Task description: Gather up all lines that carry the word "freq".

Materials provided:
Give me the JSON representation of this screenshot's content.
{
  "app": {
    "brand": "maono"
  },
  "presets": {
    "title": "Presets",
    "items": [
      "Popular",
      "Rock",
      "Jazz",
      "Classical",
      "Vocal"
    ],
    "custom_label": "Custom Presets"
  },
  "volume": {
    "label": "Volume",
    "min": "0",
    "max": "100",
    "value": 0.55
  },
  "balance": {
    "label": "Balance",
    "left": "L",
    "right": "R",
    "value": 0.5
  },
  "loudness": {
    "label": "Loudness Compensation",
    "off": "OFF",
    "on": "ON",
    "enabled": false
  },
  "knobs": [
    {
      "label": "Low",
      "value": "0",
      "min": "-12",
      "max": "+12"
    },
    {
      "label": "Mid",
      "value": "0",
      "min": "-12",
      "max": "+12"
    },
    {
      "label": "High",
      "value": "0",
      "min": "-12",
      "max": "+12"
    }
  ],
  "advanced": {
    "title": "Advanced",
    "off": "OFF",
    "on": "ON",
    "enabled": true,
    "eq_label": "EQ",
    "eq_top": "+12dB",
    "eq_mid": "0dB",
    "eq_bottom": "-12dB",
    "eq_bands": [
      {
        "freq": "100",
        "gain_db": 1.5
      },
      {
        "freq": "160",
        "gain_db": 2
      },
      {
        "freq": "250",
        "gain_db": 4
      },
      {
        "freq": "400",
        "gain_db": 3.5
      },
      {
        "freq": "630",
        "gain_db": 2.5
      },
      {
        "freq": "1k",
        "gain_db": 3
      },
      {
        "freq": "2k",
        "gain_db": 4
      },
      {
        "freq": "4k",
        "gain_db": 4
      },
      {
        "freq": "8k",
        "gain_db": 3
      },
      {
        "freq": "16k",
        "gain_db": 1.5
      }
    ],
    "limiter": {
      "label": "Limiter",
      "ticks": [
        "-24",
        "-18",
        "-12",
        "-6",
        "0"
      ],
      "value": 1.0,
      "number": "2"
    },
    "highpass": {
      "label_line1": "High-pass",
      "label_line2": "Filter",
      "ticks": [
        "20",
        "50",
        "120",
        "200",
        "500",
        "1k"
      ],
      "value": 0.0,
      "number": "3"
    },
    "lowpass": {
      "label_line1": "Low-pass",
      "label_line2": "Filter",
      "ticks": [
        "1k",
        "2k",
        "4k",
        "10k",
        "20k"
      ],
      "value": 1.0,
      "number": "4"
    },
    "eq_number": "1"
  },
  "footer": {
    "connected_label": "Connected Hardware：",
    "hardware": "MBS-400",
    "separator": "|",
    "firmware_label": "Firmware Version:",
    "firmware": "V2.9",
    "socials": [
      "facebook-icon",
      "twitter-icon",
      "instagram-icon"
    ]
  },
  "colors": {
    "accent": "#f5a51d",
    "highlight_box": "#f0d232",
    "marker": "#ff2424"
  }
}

The output:
        "freq": "100",
        "freq": "160",
        "freq": "250",
        "freq": "400",
        "freq": "630",
        "freq": "1k",
        "freq": "2k",
        "freq": "4k",
        "freq": "8k",
        "freq": "16k",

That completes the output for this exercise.